Goal:
In the lines below, how many hold the word "content"? Answer only with the number.

Material provided:
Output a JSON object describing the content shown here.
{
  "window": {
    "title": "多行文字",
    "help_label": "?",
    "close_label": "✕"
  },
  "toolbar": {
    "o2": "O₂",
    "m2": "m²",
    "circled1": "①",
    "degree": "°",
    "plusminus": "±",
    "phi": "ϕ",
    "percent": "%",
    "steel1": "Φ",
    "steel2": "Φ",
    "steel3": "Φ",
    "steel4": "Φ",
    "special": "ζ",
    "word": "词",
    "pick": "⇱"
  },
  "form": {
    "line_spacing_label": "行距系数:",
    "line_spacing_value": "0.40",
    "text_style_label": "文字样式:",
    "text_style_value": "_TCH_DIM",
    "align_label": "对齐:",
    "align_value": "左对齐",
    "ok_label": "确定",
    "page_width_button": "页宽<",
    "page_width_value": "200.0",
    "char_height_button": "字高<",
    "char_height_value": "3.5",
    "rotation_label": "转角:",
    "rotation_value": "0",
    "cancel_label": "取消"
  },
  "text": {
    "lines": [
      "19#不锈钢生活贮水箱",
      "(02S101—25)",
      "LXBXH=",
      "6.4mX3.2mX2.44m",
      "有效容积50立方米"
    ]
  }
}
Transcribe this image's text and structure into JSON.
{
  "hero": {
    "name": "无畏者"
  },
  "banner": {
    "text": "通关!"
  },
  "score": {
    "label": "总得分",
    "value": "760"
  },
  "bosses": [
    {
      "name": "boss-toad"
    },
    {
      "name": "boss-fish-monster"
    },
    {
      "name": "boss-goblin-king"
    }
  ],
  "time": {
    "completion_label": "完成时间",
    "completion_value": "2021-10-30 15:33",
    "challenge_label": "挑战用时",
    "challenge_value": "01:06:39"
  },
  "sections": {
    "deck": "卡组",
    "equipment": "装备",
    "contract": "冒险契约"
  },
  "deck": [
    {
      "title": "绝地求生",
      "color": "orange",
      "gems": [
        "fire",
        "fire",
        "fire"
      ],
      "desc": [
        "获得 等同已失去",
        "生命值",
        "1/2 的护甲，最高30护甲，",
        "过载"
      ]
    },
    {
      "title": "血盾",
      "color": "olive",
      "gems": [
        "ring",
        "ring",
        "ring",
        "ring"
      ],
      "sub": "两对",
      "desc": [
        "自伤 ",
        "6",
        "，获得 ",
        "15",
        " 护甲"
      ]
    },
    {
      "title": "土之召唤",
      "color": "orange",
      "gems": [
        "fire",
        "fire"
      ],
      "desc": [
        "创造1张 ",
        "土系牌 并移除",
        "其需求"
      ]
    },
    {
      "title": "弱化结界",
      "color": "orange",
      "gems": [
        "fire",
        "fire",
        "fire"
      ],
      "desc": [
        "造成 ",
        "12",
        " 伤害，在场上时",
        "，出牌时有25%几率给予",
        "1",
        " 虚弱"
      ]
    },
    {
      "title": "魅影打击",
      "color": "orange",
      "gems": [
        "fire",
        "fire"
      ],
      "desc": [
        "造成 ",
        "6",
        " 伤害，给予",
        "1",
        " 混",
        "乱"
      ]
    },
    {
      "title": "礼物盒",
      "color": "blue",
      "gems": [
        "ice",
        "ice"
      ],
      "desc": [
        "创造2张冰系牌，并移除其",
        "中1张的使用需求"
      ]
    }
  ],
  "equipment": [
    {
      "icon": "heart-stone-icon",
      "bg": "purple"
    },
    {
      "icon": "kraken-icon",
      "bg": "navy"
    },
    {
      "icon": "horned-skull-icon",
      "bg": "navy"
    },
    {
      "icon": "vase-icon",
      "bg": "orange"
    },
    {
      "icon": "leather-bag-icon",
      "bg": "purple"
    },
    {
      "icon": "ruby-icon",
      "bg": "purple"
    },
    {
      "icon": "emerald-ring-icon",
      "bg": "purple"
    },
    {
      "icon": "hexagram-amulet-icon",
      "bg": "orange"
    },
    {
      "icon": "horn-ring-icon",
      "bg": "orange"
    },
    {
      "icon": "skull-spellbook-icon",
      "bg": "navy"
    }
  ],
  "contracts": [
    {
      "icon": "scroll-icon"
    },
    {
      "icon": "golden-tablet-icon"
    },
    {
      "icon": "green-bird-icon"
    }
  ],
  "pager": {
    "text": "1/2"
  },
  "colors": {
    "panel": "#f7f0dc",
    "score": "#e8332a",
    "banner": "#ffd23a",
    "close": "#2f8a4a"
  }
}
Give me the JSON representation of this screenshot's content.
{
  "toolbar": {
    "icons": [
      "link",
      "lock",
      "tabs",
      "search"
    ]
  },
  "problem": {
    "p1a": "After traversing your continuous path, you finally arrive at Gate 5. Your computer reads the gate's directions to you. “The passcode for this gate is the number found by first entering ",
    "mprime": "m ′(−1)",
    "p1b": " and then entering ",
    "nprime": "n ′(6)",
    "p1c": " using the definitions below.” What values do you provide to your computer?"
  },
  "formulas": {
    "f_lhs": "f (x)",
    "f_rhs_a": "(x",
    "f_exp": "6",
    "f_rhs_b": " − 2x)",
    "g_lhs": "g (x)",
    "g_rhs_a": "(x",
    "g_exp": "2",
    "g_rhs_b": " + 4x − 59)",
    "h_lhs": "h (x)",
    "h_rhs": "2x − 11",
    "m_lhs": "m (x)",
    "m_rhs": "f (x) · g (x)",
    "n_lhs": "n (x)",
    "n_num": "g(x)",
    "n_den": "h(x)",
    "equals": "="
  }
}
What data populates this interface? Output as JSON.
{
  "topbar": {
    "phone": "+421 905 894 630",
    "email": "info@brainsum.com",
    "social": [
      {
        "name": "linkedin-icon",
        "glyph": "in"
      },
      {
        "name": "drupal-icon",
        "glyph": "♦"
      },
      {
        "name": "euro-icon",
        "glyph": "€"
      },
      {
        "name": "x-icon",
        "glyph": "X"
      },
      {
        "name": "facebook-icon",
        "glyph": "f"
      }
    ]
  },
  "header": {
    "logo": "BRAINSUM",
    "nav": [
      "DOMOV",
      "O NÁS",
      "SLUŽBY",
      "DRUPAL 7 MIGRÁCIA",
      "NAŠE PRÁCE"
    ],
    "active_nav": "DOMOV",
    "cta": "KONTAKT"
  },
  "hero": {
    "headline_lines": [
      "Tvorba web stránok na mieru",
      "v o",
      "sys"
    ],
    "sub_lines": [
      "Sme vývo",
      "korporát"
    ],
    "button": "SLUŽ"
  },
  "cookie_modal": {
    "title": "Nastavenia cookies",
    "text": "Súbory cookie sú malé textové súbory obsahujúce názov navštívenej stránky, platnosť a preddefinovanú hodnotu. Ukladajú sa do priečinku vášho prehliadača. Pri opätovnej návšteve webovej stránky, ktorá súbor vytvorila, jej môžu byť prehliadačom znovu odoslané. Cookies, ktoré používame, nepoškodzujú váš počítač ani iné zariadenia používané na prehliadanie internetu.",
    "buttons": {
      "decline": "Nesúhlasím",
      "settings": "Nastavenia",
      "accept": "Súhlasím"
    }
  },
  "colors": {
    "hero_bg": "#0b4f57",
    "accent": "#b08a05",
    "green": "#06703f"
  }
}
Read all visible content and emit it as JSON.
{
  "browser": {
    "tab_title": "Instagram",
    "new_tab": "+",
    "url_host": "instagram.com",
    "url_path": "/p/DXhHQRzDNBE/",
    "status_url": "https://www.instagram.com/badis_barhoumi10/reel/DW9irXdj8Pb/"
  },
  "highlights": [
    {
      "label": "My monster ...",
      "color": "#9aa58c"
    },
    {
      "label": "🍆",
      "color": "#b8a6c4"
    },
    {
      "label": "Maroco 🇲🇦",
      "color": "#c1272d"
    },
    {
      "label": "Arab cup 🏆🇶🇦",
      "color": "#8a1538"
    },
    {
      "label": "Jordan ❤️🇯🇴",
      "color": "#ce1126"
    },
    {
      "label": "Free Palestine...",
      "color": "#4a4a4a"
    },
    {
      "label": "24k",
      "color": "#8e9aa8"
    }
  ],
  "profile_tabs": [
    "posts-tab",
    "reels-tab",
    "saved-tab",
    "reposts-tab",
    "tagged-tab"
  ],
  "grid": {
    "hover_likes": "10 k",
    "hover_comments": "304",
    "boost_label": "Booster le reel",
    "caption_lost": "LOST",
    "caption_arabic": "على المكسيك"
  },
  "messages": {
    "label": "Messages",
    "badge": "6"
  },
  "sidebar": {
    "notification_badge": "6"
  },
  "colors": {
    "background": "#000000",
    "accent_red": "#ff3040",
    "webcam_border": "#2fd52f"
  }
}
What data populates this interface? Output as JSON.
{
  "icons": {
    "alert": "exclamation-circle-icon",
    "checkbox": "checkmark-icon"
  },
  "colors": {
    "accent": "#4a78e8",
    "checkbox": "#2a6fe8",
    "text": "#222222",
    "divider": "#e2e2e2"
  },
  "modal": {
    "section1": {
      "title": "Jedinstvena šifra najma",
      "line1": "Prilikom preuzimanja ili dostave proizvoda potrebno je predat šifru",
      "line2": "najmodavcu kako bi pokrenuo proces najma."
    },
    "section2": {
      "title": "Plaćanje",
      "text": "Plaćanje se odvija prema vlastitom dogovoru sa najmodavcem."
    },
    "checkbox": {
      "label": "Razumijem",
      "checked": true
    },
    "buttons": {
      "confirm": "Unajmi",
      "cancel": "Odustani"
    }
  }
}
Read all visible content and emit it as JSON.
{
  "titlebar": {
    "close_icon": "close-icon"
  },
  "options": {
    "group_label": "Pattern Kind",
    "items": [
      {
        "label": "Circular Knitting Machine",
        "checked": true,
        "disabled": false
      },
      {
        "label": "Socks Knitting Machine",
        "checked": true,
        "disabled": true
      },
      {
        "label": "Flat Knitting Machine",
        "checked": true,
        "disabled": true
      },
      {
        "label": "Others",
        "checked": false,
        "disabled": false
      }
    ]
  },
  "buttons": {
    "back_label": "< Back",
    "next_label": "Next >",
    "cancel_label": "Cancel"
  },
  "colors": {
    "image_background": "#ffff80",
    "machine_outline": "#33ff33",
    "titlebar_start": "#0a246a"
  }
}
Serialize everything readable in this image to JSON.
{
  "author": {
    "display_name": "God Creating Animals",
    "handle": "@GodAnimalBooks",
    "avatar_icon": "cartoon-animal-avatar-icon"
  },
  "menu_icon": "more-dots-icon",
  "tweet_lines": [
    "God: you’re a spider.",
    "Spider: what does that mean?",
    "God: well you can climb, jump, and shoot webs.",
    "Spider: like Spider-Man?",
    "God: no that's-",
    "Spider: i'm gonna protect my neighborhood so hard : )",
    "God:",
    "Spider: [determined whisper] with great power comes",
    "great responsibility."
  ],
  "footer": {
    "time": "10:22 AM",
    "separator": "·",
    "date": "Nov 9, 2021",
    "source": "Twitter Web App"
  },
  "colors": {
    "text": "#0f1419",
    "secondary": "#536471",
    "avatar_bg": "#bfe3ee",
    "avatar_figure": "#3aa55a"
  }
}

Finished exercise:
4